◆ Task brief: Write out the entries below once more, exactly, with the pictures left out.

▼

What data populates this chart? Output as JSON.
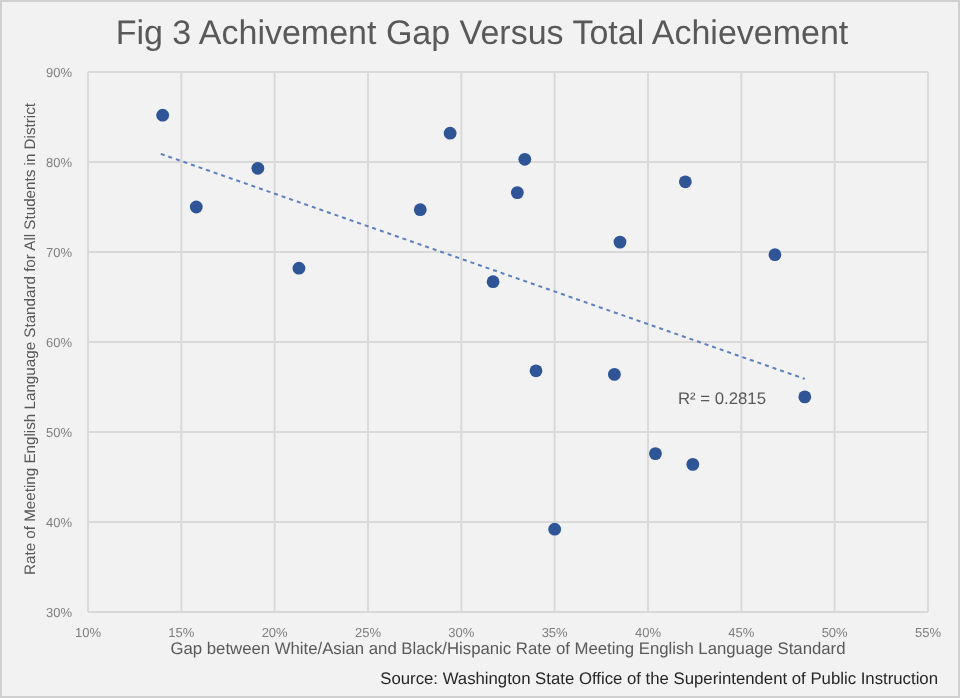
{
  "chart_data": {
    "type": "scatter",
    "title": "Fig 3 Achivement Gap Versus Total Achievement",
    "xlabel": "Gap between White/Asian and Black/Hispanic Rate of Meeting English Language Standard",
    "ylabel": "Rate of Meeting English Language Standard for All Students in District",
    "x": [
      14.0,
      15.8,
      19.1,
      21.3,
      27.8,
      29.4,
      33.4,
      33.0,
      42.0,
      38.5,
      46.8,
      31.7,
      34.0,
      38.2,
      48.4,
      40.4,
      42.4,
      35.0
    ],
    "series": [
      {
        "color": "#2f5597",
        "marker": "circle",
        "values": [
          85.2,
          75.0,
          79.3,
          68.2,
          74.7,
          83.2,
          80.3,
          76.6,
          77.8,
          71.1,
          69.7,
          66.7,
          56.8,
          56.4,
          53.9,
          47.6,
          46.4,
          39.2
        ]
      },
      {
        "type": "line",
        "color": "#5b7fbf",
        "line_style": "dotted",
        "marker": "none",
        "x": [
          13.9,
          48.4
        ],
        "values": [
          80.9,
          55.9
        ]
      }
    ],
    "xlim": [
      10,
      55
    ],
    "xticks": [
      {
        "value": 10,
        "label": "10%"
      },
      {
        "value": 15,
        "label": "15%"
      },
      {
        "value": 20,
        "label": "20%"
      },
      {
        "value": 25,
        "label": "25%"
      },
      {
        "value": 30,
        "label": "30%"
      },
      {
        "value": 35,
        "label": "35%"
      },
      {
        "value": 40,
        "label": "40%"
      },
      {
        "value": 45,
        "label": "45%"
      },
      {
        "value": 50,
        "label": "50%"
      },
      {
        "value": 55,
        "label": "55%"
      }
    ],
    "ylim": [
      30,
      90
    ],
    "yticks": [
      {
        "value": 30,
        "label": "30%"
      },
      {
        "value": 40,
        "label": "40%"
      },
      {
        "value": 50,
        "label": "50%"
      },
      {
        "value": 60,
        "label": "60%"
      },
      {
        "value": 70,
        "label": "70%"
      },
      {
        "value": 80,
        "label": "80%"
      },
      {
        "value": 90,
        "label": "90%"
      }
    ],
    "grid": true,
    "legend": false,
    "annotations": [
      "R² = 0.2815",
      "Source: Washington State Office of the Superintendent of Public Instruction"
    ]
  }
}
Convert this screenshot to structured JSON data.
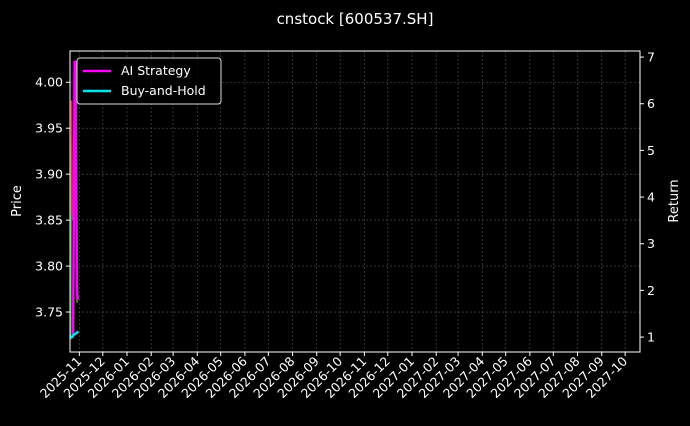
{
  "chart_data": {
    "type": "line",
    "title": "cnstock [600537.SH]",
    "ylabel_left": "Price",
    "ylabel_right": "Return",
    "ylim_left": [
      3.7065,
      4.034
    ],
    "ylim_right": [
      0.68,
      7.13
    ],
    "xlim": [
      "2025-10-20",
      "2027-10-20"
    ],
    "grid": true,
    "legend_position": "top-left",
    "x_ticks": [
      "2025-11",
      "2025-12",
      "2026-01",
      "2026-02",
      "2026-03",
      "2026-04",
      "2026-05",
      "2026-06",
      "2026-07",
      "2026-08",
      "2026-09",
      "2026-10",
      "2026-11",
      "2026-12",
      "2027-01",
      "2027-02",
      "2027-03",
      "2027-04",
      "2027-05",
      "2027-06",
      "2027-07",
      "2027-08",
      "2027-09",
      "2027-10"
    ],
    "y_ticks_left": [
      "3.75",
      "3.80",
      "3.85",
      "3.90",
      "3.95",
      "4.00"
    ],
    "y_ticks_right": [
      "1",
      "2",
      "3",
      "4",
      "5",
      "6",
      "7"
    ],
    "price": {
      "x": [
        "2025-10-21",
        "2025-10-22",
        "2025-10-23",
        "2025-10-28",
        "2025-10-29",
        "2025-10-30"
      ],
      "values": [
        3.72,
        3.98,
        3.85,
        3.89,
        3.76,
        3.78
      ],
      "colors": {
        "up": "#1fa01f",
        "down": "#e0301e"
      }
    },
    "series": [
      {
        "name": "AI Strategy",
        "color": "#ff00ff",
        "x": [
          "2025-10-23",
          "2025-10-24",
          "2025-10-26",
          "2025-10-27",
          "2025-10-29",
          "2025-10-30"
        ],
        "values": [
          1.0,
          1.05,
          6.9,
          6.9,
          2.0,
          1.8
        ]
      },
      {
        "name": "Buy-and-Hold",
        "color": "#00e5ee",
        "x": [
          "2025-10-20",
          "2025-10-23",
          "2025-10-25",
          "2025-10-27",
          "2025-10-29",
          "2025-10-31"
        ],
        "values": [
          1.0,
          1.0,
          1.05,
          1.07,
          1.1,
          1.11
        ]
      }
    ]
  }
}
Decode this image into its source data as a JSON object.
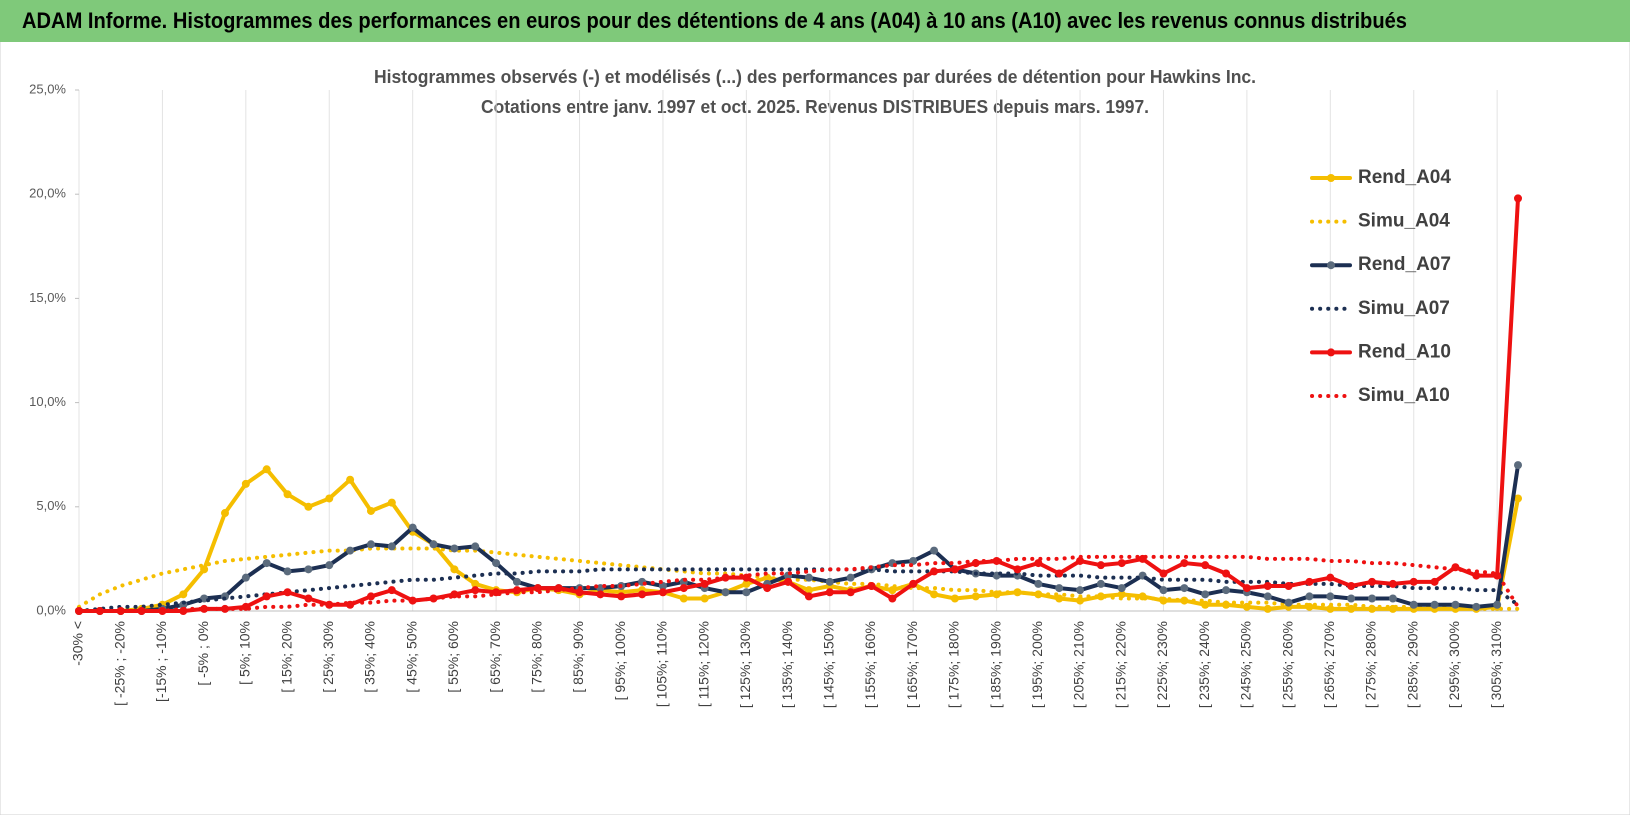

▲

◆ Expected answer:
What data populates this chart? Output as JSON.
{
  "chart_data": {
    "type": "scatter",
    "title": "Fig 3 Achivement Gap Versus Total Achievement",
    "xlabel": "Gap between White/Asian and Black/Hispanic Rate of Meeting English Language Standard",
    "ylabel": "Rate of Meeting English Language Standard for All Students in District",
    "x": [
      14.0,
      15.8,
      19.1,
      21.3,
      27.8,
      29.4,
      33.4,
      33.0,
      42.0,
      38.5,
      46.8,
      31.7,
      34.0,
      38.2,
      48.4,
      40.4,
      42.4,
      35.0
    ],
    "series": [
      {
        "color": "#2f5597",
        "marker": "circle",
        "values": [
          85.2,
          75.0,
          79.3,
          68.2,
          74.7,
          83.2,
          80.3,
          76.6,
          77.8,
          71.1,
          69.7,
          66.7,
          56.8,
          56.4,
          53.9,
          47.6,
          46.4,
          39.2
        ]
      },
      {
        "type": "line",
        "color": "#5b7fbf",
        "line_style": "dotted",
        "marker": "none",
        "x": [
          13.9,
          48.4
        ],
        "values": [
          80.9,
          55.9
        ]
      }
    ],
    "xlim": [
      10,
      55
    ],
    "xticks": [
      {
        "value": 10,
        "label": "10%"
      },
      {
        "value": 15,
        "label": "15%"
      },
      {
        "value": 20,
        "label": "20%"
      },
      {
        "value": 25,
        "label": "25%"
      },
      {
        "value": 30,
        "label": "30%"
      },
      {
        "value": 35,
        "label": "35%"
      },
      {
        "value": 40,
        "label": "40%"
      },
      {
        "value": 45,
        "label": "45%"
      },
      {
        "value": 50,
        "label": "50%"
      },
      {
        "value": 55,
        "label": "55%"
      }
    ],
    "ylim": [
      30,
      90
    ],
    "yticks": [
      {
        "value": 30,
        "label": "30%"
      },
      {
        "value": 40,
        "label": "40%"
      },
      {
        "value": 50,
        "label": "50%"
      },
      {
        "value": 60,
        "label": "60%"
      },
      {
        "value": 70,
        "label": "70%"
      },
      {
        "value": 80,
        "label": "80%"
      },
      {
        "value": 90,
        "label": "90%"
      }
    ],
    "grid": true,
    "legend": false,
    "annotations": [
      "R² = 0.2815",
      "Source: Washington State Office of the Superintendent of Public Instruction"
    ]
  }
}
Convert this screenshot to structured JSON data.
{
  "chart_data": {
    "type": "line",
    "title": "cnstock [600537.SH]",
    "ylabel_left": "Price",
    "ylabel_right": "Return",
    "ylim_left": [
      3.7065,
      4.034
    ],
    "ylim_right": [
      0.68,
      7.13
    ],
    "xlim": [
      "2025-10-20",
      "2027-10-20"
    ],
    "grid": true,
    "legend_position": "top-left",
    "x_ticks": [
      "2025-11",
      "2025-12",
      "2026-01",
      "2026-02",
      "2026-03",
      "2026-04",
      "2026-05",
      "2026-06",
      "2026-07",
      "2026-08",
      "2026-09",
      "2026-10",
      "2026-11",
      "2026-12",
      "2027-01",
      "2027-02",
      "2027-03",
      "2027-04",
      "2027-05",
      "2027-06",
      "2027-07",
      "2027-08",
      "2027-09",
      "2027-10"
    ],
    "y_ticks_left": [
      "3.75",
      "3.80",
      "3.85",
      "3.90",
      "3.95",
      "4.00"
    ],
    "y_ticks_right": [
      "1",
      "2",
      "3",
      "4",
      "5",
      "6",
      "7"
    ],
    "price": {
      "x": [
        "2025-10-21",
        "2025-10-22",
        "2025-10-23",
        "2025-10-28",
        "2025-10-29",
        "2025-10-30"
      ],
      "values": [
        3.72,
        3.98,
        3.85,
        3.89,
        3.76,
        3.78
      ],
      "colors": {
        "up": "#1fa01f",
        "down": "#e0301e"
      }
    },
    "series": [
      {
        "name": "AI Strategy",
        "color": "#ff00ff",
        "x": [
          "2025-10-23",
          "2025-10-24",
          "2025-10-26",
          "2025-10-27",
          "2025-10-29",
          "2025-10-30"
        ],
        "values": [
          1.0,
          1.05,
          6.9,
          6.9,
          2.0,
          1.8
        ]
      },
      {
        "name": "Buy-and-Hold",
        "color": "#00e5ee",
        "x": [
          "2025-10-20",
          "2025-10-23",
          "2025-10-25",
          "2025-10-27",
          "2025-10-29",
          "2025-10-31"
        ],
        "values": [
          1.0,
          1.0,
          1.05,
          1.07,
          1.1,
          1.11
        ]
      }
    ]
  }
}
Decode this image into its source data as a JSON object.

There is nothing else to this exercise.